#### GIVEN TASK
Give the number of lines in the records below that include "data". Reply with that number alone.

Collection entries:
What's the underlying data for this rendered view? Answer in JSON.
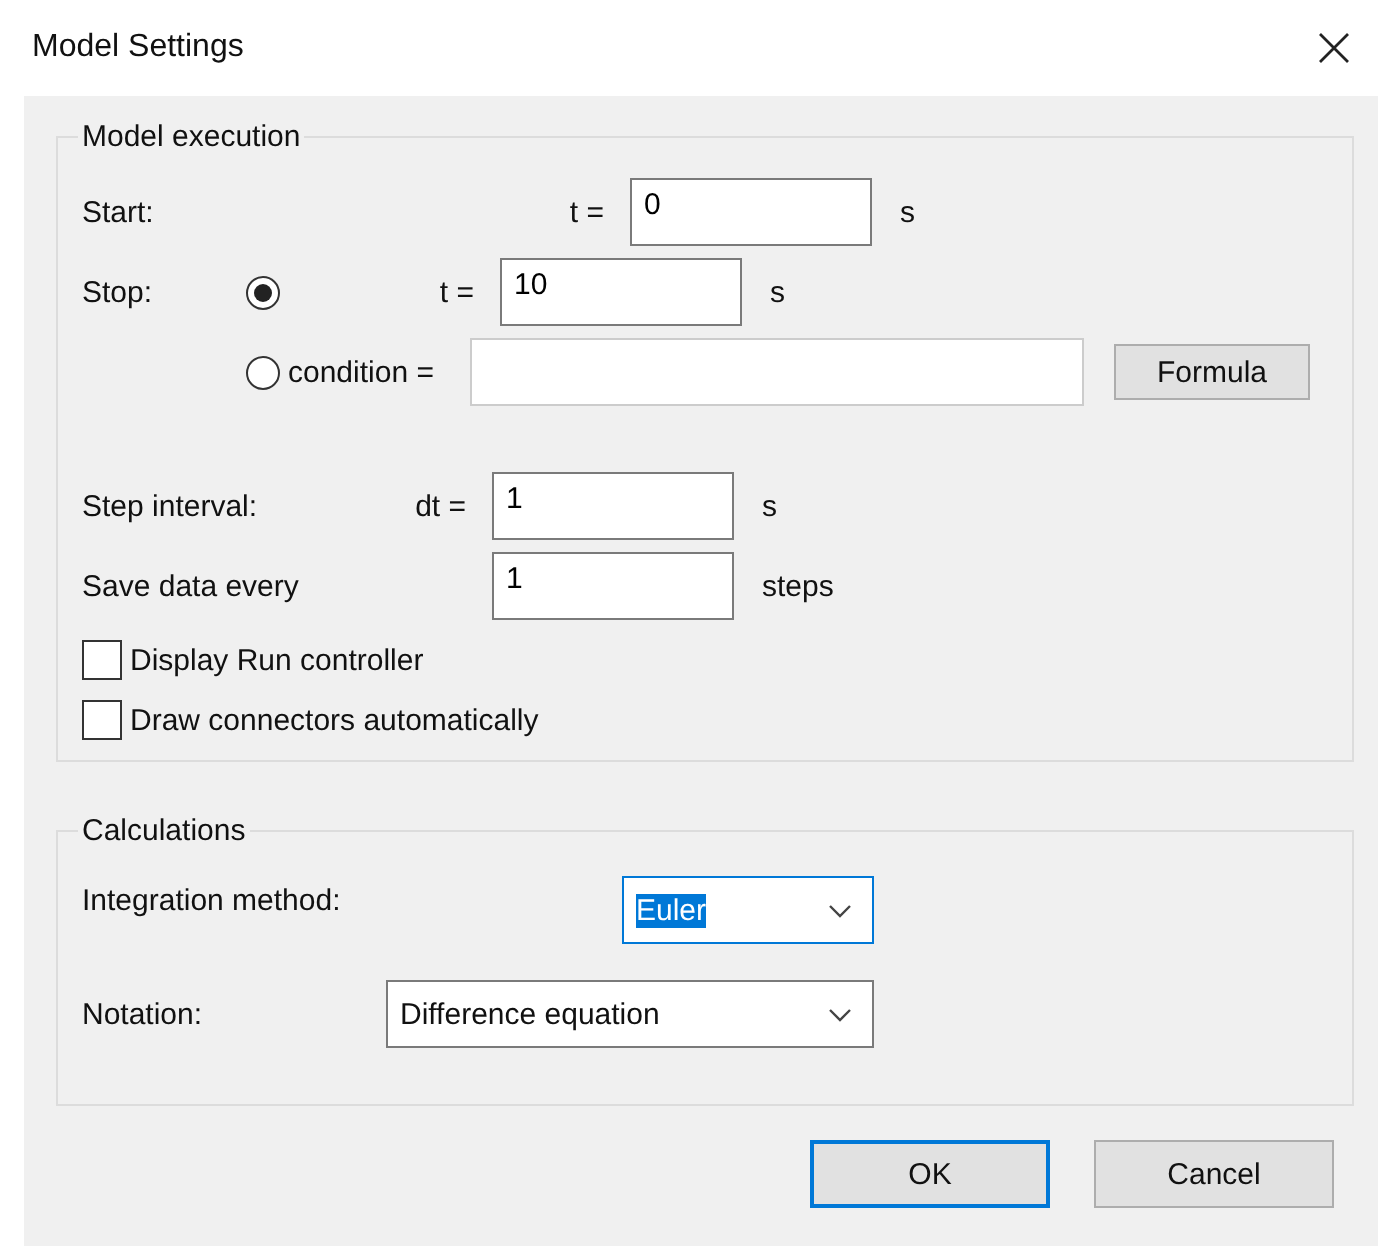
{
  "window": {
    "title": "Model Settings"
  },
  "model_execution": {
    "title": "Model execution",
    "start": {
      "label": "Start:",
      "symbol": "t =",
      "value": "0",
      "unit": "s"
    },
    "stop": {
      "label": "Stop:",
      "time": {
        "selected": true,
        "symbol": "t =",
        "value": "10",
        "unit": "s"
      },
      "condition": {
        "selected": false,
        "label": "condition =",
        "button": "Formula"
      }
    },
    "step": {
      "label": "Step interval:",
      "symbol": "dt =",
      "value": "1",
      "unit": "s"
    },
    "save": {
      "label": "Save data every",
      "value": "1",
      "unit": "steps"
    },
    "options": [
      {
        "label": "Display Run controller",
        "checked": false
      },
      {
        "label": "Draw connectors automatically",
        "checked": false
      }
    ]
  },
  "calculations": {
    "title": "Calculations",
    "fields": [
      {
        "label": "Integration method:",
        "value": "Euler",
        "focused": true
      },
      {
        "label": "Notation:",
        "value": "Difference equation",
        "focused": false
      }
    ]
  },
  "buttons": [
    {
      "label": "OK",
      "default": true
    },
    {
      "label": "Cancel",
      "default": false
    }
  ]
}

#### OUTPUT
2